Written instruction:
With the pictures left out, copy the listing below exactly.
— begin Extracted records —
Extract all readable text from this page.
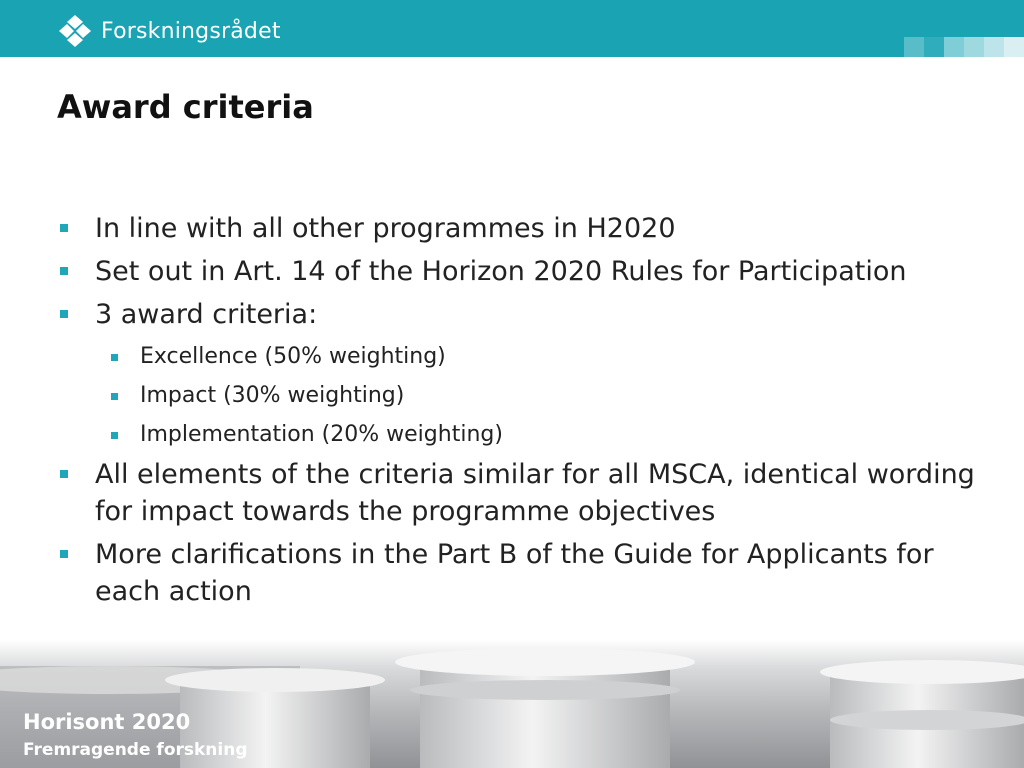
Forskningsrådet
Award criteria
In line with all other programmes in H2020
Set out in Art. 14 of the Horizon 2020 Rules for Participation
3 award criteria:
Excellence (50% weighting)
Impact (30% weighting)
Implementation (20% weighting)
All elements of the criteria similar for all MSCA, identical wording for impact towards the programme objectives
More clarifications in the Part B of the Guide for Applicants for each action
Horisont 2020
Fremragende forskning
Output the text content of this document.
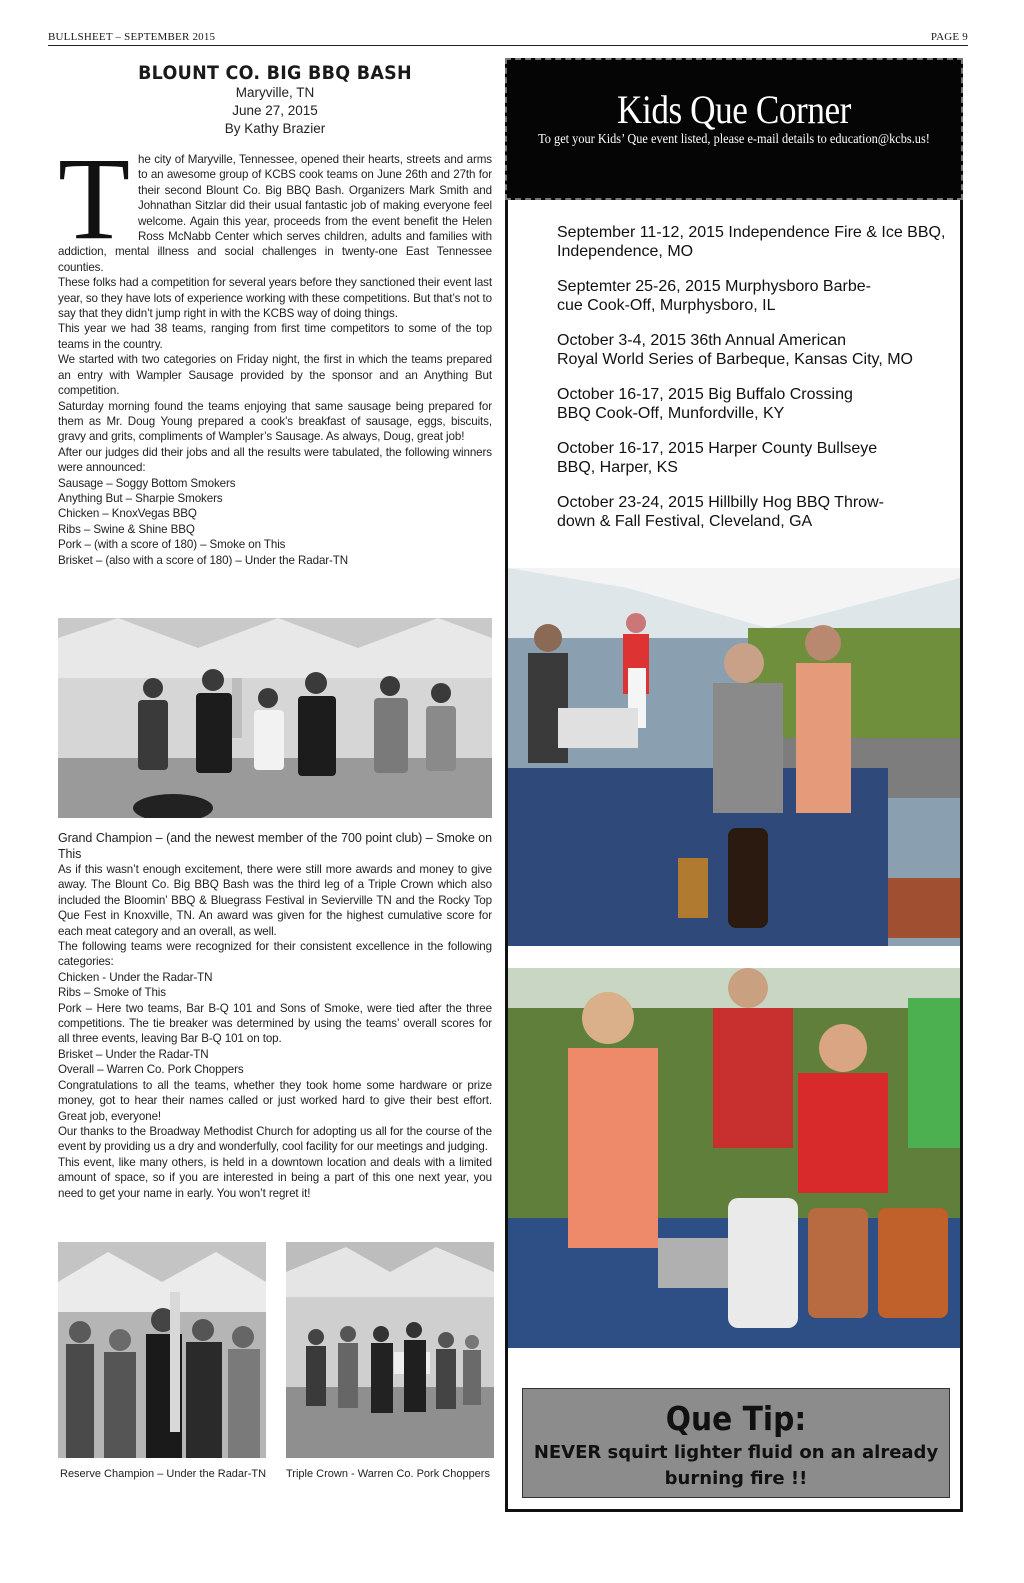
BULLSHEET – SEPTEMBER 2015	PAGE 9
BLOUNT CO. BIG BBQ BASH
Maryville, TN
June 27, 2015
By Kathy Brazier
T he city of Maryville, Tennessee, opened their hearts, streets and arms to an awesome group of KCBS cook teams on June 26th and 27th for their second Blount Co. Big BBQ Bash. Organizers Mark Smith and Johnathan Sitzlar did their usual fantastic job of making everyone feel welcome. Again this year, proceeds from the event benefit the Helen Ross McNabb Center which serves children, adults and families with addiction, mental illness and social challenges in twenty-one East Tennessee counties.

These folks had a competition for several years before they sanctioned their event last year, so they have lots of experience working with these competitions. But that’s not to say that they didn’t jump right in with the KCBS way of doing things.

This year we had 38 teams, ranging from first time competitors to some of the top teams in the country.

We started with two categories on Friday night, the first in which the teams prepared an entry with Wampler Sausage provided by the sponsor and an Anything But competition.

Saturday morning found the teams enjoying that same sausage being prepared for them as Mr. Doug Young prepared a cook’s breakfast of sausage, eggs, biscuits, gravy and grits, compliments of Wampler’s Sausage. As always, Doug, great job!

After our judges did their jobs and all the results were tabulated, the following winners were announced:

Sausage – Soggy Bottom Smokers

Anything But – Sharpie Smokers

Chicken – KnoxVegas BBQ

Ribs – Swine & Shine BBQ

Pork – (with a score of 180) – Smoke on This

Brisket – (also with a score of 180) – Under the Radar-TN

Grand Champion – (and the newest member of the 700 point club) – Smoke on This

As if this wasn’t enough excitement, there were still more awards and money to give away. The Blount Co. Big BBQ Bash was the third leg of a Triple Crown which also included the Bloomin’ BBQ & Bluegrass Festival in Sevierville TN and the Rocky Top Que Fest in Knoxville, TN. An award was given for the highest cumulative score for each meat category and an overall, as well.

The following teams were recognized for their consistent excellence in the following categories:

Chicken - Under the Radar-TN

Ribs – Smoke of This

Pork – Here two teams, Bar B-Q 101 and Sons of Smoke, were tied after the three competitions. The tie breaker was determined by using the teams’ overall scores for all three events, leaving Bar B-Q 101 on top.

Brisket – Under the Radar-TN

Overall – Warren Co. Pork Choppers

Congratulations to all the teams, whether they took home some hardware or prize money, got to hear their names called or just worked hard to give their best effort. Great job, everyone!

Our thanks to the Broadway Methodist Church for adopting us all for the course of the event by providing us a dry and wonderfully, cool facility for our meetings and judging.

This event, like many others, is held in a downtown location and deals with a limited amount of space, so if you are interested in being a part of this one next year, you need to get your name in early. You won’t regret it!

Reserve Champion – Under the Radar-TN Triple Crown - Warren Co. Pork Choppers
Kids Que Corner
To get your Kids’ Que event listed, please e-mail details to education@kcbs.us!
September 11-12, 2015 Independence Fire & Ice BBQ,
Independence, MO
Septemter 25-26, 2015 Murphysboro Barbe-
cue Cook-Off, Murphysboro, IL
October 3-4, 2015 36th Annual American
Royal World Series of Barbeque, Kansas City, MO
October 16-17, 2015 Big Buffalo Crossing
BBQ Cook-Off, Munfordville, KY
October 16-17, 2015 Harper County Bullseye
BBQ, Harper, KS
October 23-24, 2015 Hillbilly Hog BBQ Throw-
down & Fall Festival, Cleveland, GA
Que Tip:
NEVER squirt lighter fluid on an already burning fire !!
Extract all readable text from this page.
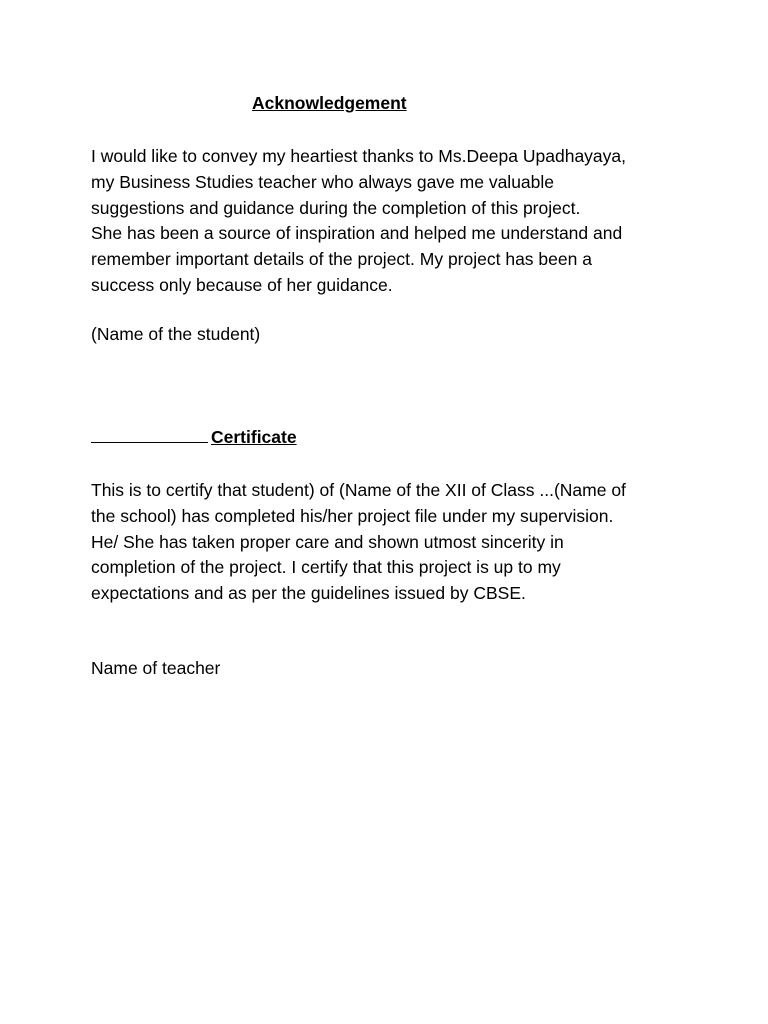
Acknowledgement

I would like to convey my heartiest thanks to Ms.Deepa Upadhayaya,
my Business Studies teacher who always gave me valuable
suggestions and guidance during the completion of this project.
She has been a source of inspiration and helped me understand and
remember important details of the project. My project has been a
success only because of her guidance.

(Name of the student)

Certificate

This is to certify that student) of (Name of the XII of Class ...(Name of
the school) has completed his/her project file under my supervision.
He/ She has taken proper care and shown utmost sincerity in
completion of the project. I certify that this project is up to my
expectations and as per the guidelines issued by CBSE.

Name of teacher
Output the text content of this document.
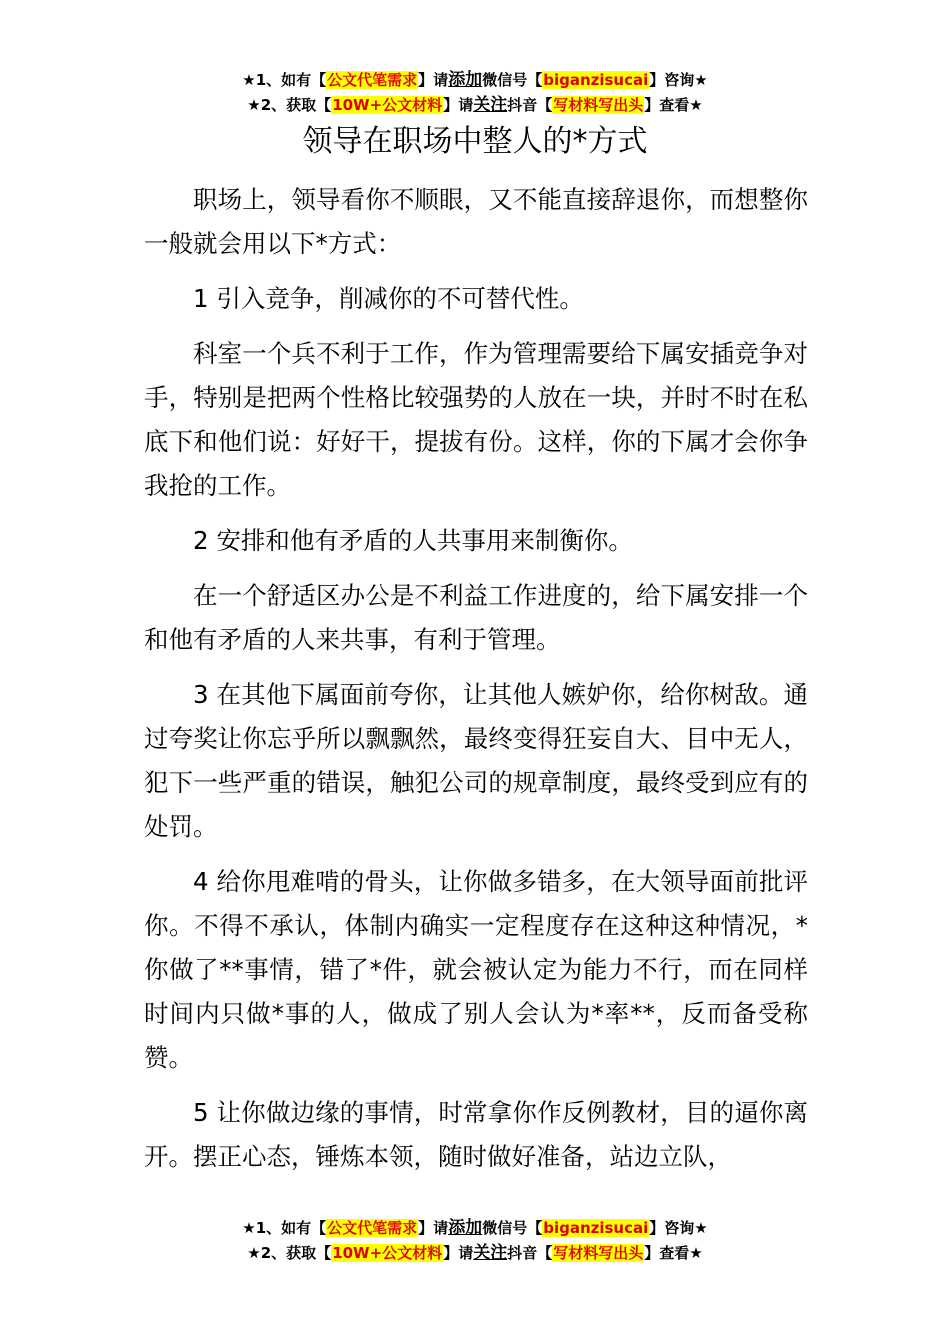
★1、如有【公文代笔需求】请添加微信号【biganzisucai】咨询★
★2、获取【10W+公文材料】请关注抖音【写材料写出头】查看★
领导在职场中整人的*方式

职场上，领导看你不顺眼，又不能直接辞退你，而想整你一般就会用以下*方式：

1 引入竞争，削减你的不可替代性。

科室一个兵不利于工作，作为管理需要给下属安插竞争对手，特别是把两个性格比较强势的人放在一块，并时不时在私底下和他们说：好好干，提拔有份。这样，你的下属才会你争我抢的工作。

2 安排和他有矛盾的人共事用来制衡你。

在一个舒适区办公是不利益工作进度的，给下属安排一个和他有矛盾的人来共事，有利于管理。

3 在其他下属面前夸你，让其他人嫉妒你，给你树敌。通过夸奖让你忘乎所以飘飘然，最终变得狂妄自大、目中无人，犯下一些严重的错误，触犯公司的规章制度，最终受到应有的处罚。

4 给你甩难啃的骨头，让你做多错多，在大领导面前批评你。不得不承认，体制内确实一定程度存在这种这种情况，*你做了**事情，错了*件，就会被认定为能力不行，而在同样时间内只做*事的人，做成了别人会认为*率**，反而备受称赞。

5 让你做边缘的事情，时常拿你作反例教材，目的逼你离开。摆正心态，锤炼本领，随时做好准备，站边立队，

★1、如有【公文代笔需求】请添加微信号【biganzisucai】咨询★
★2、获取【10W+公文材料】请关注抖音【写材料写出头】查看★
— end Extracted records —
In response:
Extract all readable text from this page.
Forskningsrådet
Award criteria
In line with all other programmes in H2020
Set out in Art. 14 of the Horizon 2020 Rules for Participation
3 award criteria:
Excellence (50% weighting)
Impact (30% weighting)
Implementation (20% weighting)
All elements of the criteria similar for all MSCA, identical wording for impact towards the programme objectives
More clarifications in the Part B of the Guide for Applicants for each action
Horisont 2020
Fremragende forskning
Output the text content of this document.
BULLSHEET – SEPTEMBER 2015	PAGE 9
BLOUNT CO. BIG BBQ BASH
Maryville, TN
June 27, 2015
By Kathy Brazier
T he city of Maryville, Tennessee, opened their hearts, streets and arms to an awesome group of KCBS cook teams on June 26th and 27th for their second Blount Co. Big BBQ Bash. Organizers Mark Smith and Johnathan Sitzlar did their usual fantastic job of making everyone feel welcome. Again this year, proceeds from the event benefit the Helen Ross McNabb Center which serves children, adults and families with addiction, mental illness and social challenges in twenty-one East Tennessee counties.

These folks had a competition for several years before they sanctioned their event last year, so they have lots of experience working with these competitions. But that’s not to say that they didn’t jump right in with the KCBS way of doing things.

This year we had 38 teams, ranging from first time competitors to some of the top teams in the country.

We started with two categories on Friday night, the first in which the teams prepared an entry with Wampler Sausage provided by the sponsor and an Anything But competition.

Saturday morning found the teams enjoying that same sausage being prepared for them as Mr. Doug Young prepared a cook’s breakfast of sausage, eggs, biscuits, gravy and grits, compliments of Wampler’s Sausage. As always, Doug, great job!

After our judges did their jobs and all the results were tabulated, the following winners were announced:

Sausage – Soggy Bottom Smokers

Anything But – Sharpie Smokers

Chicken – KnoxVegas BBQ

Ribs – Swine & Shine BBQ

Pork – (with a score of 180) – Smoke on This

Brisket – (also with a score of 180) – Under the Radar-TN

Grand Champion – (and the newest member of the 700 point club) – Smoke on This

As if this wasn’t enough excitement, there were still more awards and money to give away. The Blount Co. Big BBQ Bash was the third leg of a Triple Crown which also included the Bloomin’ BBQ & Bluegrass Festival in Sevierville TN and the Rocky Top Que Fest in Knoxville, TN. An award was given for the highest cumulative score for each meat category and an overall, as well.

The following teams were recognized for their consistent excellence in the following categories:

Chicken - Under the Radar-TN

Ribs – Smoke of This

Pork – Here two teams, Bar B-Q 101 and Sons of Smoke, were tied after the three competitions. The tie breaker was determined by using the teams’ overall scores for all three events, leaving Bar B-Q 101 on top.

Brisket – Under the Radar-TN

Overall – Warren Co. Pork Choppers

Congratulations to all the teams, whether they took home some hardware or prize money, got to hear their names called or just worked hard to give their best effort. Great job, everyone!

Our thanks to the Broadway Methodist Church for adopting us all for the course of the event by providing us a dry and wonderfully, cool facility for our meetings and judging.

This event, like many others, is held in a downtown location and deals with a limited amount of space, so if you are interested in being a part of this one next year, you need to get your name in early. You won’t regret it!

Reserve Champion – Under the Radar-TN Triple Crown - Warren Co. Pork Choppers
Kids Que Corner
To get your Kids’ Que event listed, please e-mail details to education@kcbs.us!
September 11-12, 2015 Independence Fire & Ice BBQ,
Independence, MO
Septemter 25-26, 2015 Murphysboro Barbe-
cue Cook-Off, Murphysboro, IL
October 3-4, 2015 36th Annual American
Royal World Series of Barbeque, Kansas City, MO
October 16-17, 2015 Big Buffalo Crossing
BBQ Cook-Off, Munfordville, KY
October 16-17, 2015 Harper County Bullseye
BBQ, Harper, KS
October 23-24, 2015 Hillbilly Hog BBQ Throw-
down & Fall Festival, Cleveland, GA
Que Tip:
NEVER squirt lighter fluid on an already burning fire !!
Extract all readable text from this page.
Acknowledgement

I would like to convey my heartiest thanks to Ms.Deepa Upadhayaya,
my Business Studies teacher who always gave me valuable
suggestions and guidance during the completion of this project.
She has been a source of inspiration and helped me understand and
remember important details of the project. My project has been a
success only because of her guidance.

(Name of the student)

Certificate

This is to certify that student) of (Name of the XII of Class ...(Name of
the school) has completed his/her project file under my supervision.
He/ She has taken proper care and shown utmost sincerity in
completion of the project. I certify that this project is up to my
expectations and as per the guidelines issued by CBSE.

Name of teacher
Output the text content of this document.
★1、如有【公文代笔需求】请添加微信号【biganzisucai】咨询★
★2、获取【10W+公文材料】请关注抖音【写材料写出头】查看★
领导在职场中整人的*方式

职场上，领导看你不顺眼，又不能直接辞退你，而想整你一般就会用以下*方式：

1 引入竞争，削减你的不可替代性。

科室一个兵不利于工作，作为管理需要给下属安插竞争对手，特别是把两个性格比较强势的人放在一块，并时不时在私底下和他们说：好好干，提拔有份。这样，你的下属才会你争我抢的工作。

2 安排和他有矛盾的人共事用来制衡你。

在一个舒适区办公是不利益工作进度的，给下属安排一个和他有矛盾的人来共事，有利于管理。

3 在其他下属面前夸你，让其他人嫉妒你，给你树敌。通过夸奖让你忘乎所以飘飘然，最终变得狂妄自大、目中无人，犯下一些严重的错误，触犯公司的规章制度，最终受到应有的处罚。

4 给你甩难啃的骨头，让你做多错多，在大领导面前批评你。不得不承认，体制内确实一定程度存在这种这种情况，*你做了**事情，错了*件，就会被认定为能力不行，而在同样时间内只做*事的人，做成了别人会认为*率**，反而备受称赞。

5 让你做边缘的事情，时常拿你作反例教材，目的逼你离开。摆正心态，锤炼本领，随时做好准备，站边立队，

★1、如有【公文代笔需求】请添加微信号【biganzisucai】咨询★
★2、获取【10W+公文材料】请关注抖音【写材料写出头】查看★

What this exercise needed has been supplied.